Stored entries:
_____
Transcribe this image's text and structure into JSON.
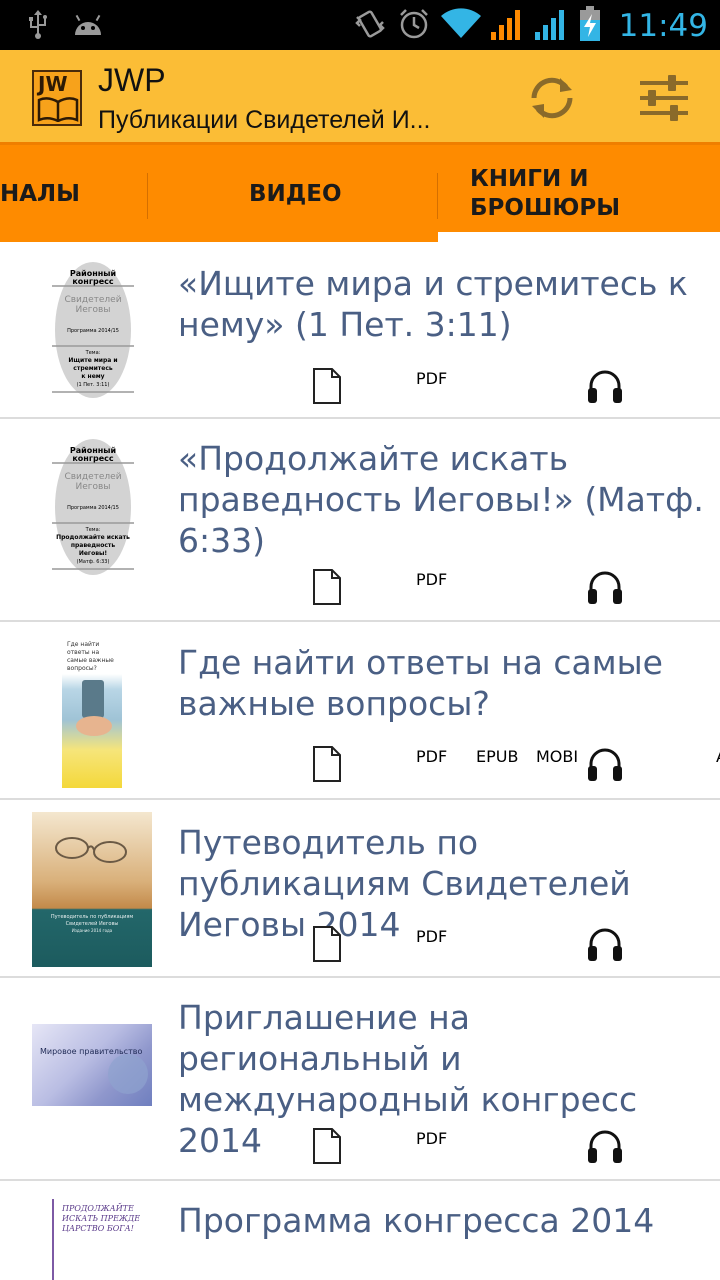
{
  "status_bar": {
    "time": "11:49",
    "left_icons": [
      "usb-icon",
      "android-icon"
    ],
    "right_icons": [
      "vibrate-icon",
      "alarm-icon",
      "wifi-icon",
      "signal-icon",
      "signal-icon",
      "battery-charging-icon"
    ]
  },
  "action_bar": {
    "logo_text": "JW",
    "title": "JWP",
    "subtitle": "Публикации Свидетелей И...",
    "actions": [
      "refresh-icon",
      "settings-sliders-icon"
    ]
  },
  "tabs": [
    {
      "label": "НАЛЫ",
      "active": false
    },
    {
      "label": "ВИДЕО",
      "active": false
    },
    {
      "label": "КНИГИ И БРОШЮРЫ",
      "active": true
    }
  ],
  "colors": {
    "accent_orange": "#fe8b00",
    "action_bar": "#fbbd36",
    "title_text": "#4a5f84",
    "status_blue": "#33b5e5"
  },
  "items": [
    {
      "title": "«Ищите мира и стремитесь к нему» (1 Пет. 3:11)",
      "thumb": {
        "lines": [
          "Районный",
          "конгресс",
          "Свидетелей",
          "Иеговы",
          "Программа 2014/15",
          "Тема:",
          "Ищите мира и",
          "стремитесь",
          "к нему",
          "(1 Пет. 3:11)"
        ]
      },
      "formats": [
        "document-icon",
        "PDF",
        "",
        "",
        "headphones-icon",
        "",
        ""
      ]
    },
    {
      "title": "«Продолжайте искать праведность Иеговы!» (Матф. 6:33)",
      "thumb": {
        "lines": [
          "Районный",
          "конгресс",
          "Свидетелей",
          "Иеговы",
          "Программа 2014/15",
          "Тема:",
          "Продолжайте искать",
          "праведность",
          "Иеговы!",
          "(Матф. 6:33)"
        ]
      },
      "formats": [
        "document-icon",
        "PDF",
        "",
        "",
        "headphones-icon",
        "",
        ""
      ]
    },
    {
      "title": "Где найти ответы на самые важные вопросы?",
      "thumb": {
        "lines": [
          "Где найти",
          "ответы на",
          "самые важные",
          "вопросы?"
        ]
      },
      "formats": [
        "document-icon",
        "PDF",
        "EPUB",
        "MOBI",
        "headphones-icon",
        "",
        "AAC"
      ]
    },
    {
      "title": "Путеводитель по публикациям Свидетелей Иеговы 2014",
      "thumb": {
        "lines": [
          "Путеводитель по публикациям",
          "Свидетелей Иеговы",
          "Издание 2014 года"
        ]
      },
      "formats": [
        "document-icon",
        "PDF",
        "",
        "",
        "headphones-icon",
        "",
        ""
      ]
    },
    {
      "title": "Приглашение на региональный и международный конгресс 2014",
      "thumb": {
        "lines": [
          "Мировое правительство"
        ]
      },
      "formats": [
        "document-icon",
        "PDF",
        "",
        "",
        "headphones-icon",
        "",
        ""
      ]
    },
    {
      "title": "Программа конгресса 2014",
      "thumb": {
        "lines": [
          "ПРОДОЛЖАЙТЕ",
          "ИСКАТЬ ПРЕЖДЕ",
          "ЦАРСТВО БОГА!"
        ]
      },
      "formats": []
    }
  ]
}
_____
• Exercise aim: Write the number of lines containing the word "ответы" and nothing besides it.

• Solution for this problem: 2